### WORK REQUIRED
Starting at the line below that contains "Transcribe the text in this document.", print each line through the end of the records exactly as it appears.

======== RECORDS FOR THIS EXERCISE ========

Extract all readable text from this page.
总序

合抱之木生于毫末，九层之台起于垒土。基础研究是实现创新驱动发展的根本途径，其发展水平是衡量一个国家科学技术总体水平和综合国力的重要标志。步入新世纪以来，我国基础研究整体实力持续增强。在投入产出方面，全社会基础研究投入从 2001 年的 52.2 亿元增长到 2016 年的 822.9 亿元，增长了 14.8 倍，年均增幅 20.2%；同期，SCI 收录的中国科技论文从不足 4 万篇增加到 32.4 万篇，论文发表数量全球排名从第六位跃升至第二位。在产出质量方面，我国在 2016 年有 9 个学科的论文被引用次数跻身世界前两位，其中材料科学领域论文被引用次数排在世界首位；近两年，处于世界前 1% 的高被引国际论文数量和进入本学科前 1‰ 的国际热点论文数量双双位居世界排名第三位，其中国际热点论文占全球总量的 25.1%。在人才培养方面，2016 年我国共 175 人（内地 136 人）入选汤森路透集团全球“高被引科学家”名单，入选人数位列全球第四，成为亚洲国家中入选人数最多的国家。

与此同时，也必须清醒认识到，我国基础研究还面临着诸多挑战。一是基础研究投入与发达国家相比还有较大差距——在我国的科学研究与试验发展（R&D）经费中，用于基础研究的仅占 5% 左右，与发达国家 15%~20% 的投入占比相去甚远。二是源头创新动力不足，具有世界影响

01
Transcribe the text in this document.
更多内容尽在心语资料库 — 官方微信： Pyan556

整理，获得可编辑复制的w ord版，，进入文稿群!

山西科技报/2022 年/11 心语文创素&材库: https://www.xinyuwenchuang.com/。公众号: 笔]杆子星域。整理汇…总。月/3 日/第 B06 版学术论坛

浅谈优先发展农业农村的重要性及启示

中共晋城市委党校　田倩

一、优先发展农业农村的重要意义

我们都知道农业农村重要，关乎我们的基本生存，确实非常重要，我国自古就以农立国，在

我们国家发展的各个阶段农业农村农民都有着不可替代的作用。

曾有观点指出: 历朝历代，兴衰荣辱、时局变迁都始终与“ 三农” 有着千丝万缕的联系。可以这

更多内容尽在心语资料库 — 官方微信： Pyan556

========

### ANSWER FOR THE TASK
Transcribe the text in this document.
更多内容尽在心语资料库 — 官方微信： Pyan556

整理，获得可编辑复制的w ord版，，进入文稿群!

山西科技报/2022 年/11 心语文创素&材库: https://www.xinyuwenchuang.com/。公众号: 笔]杆子星域。整理汇…总。月/3 日/第 B06 版学术论坛

浅谈优先发展农业农村的重要性及启示

中共晋城市委党校　田倩

一、优先发展农业农村的重要意义

我们都知道农业农村重要，关乎我们的基本生存，确实非常重要，我国自古就以农立国，在

我们国家发展的各个阶段农业农村农民都有着不可替代的作用。

曾有观点指出: 历朝历代，兴衰荣辱、时局变迁都始终与“ 三农” 有着千丝万缕的联系。可以这

更多内容尽在心语资料库 — 官方微信： Pyan556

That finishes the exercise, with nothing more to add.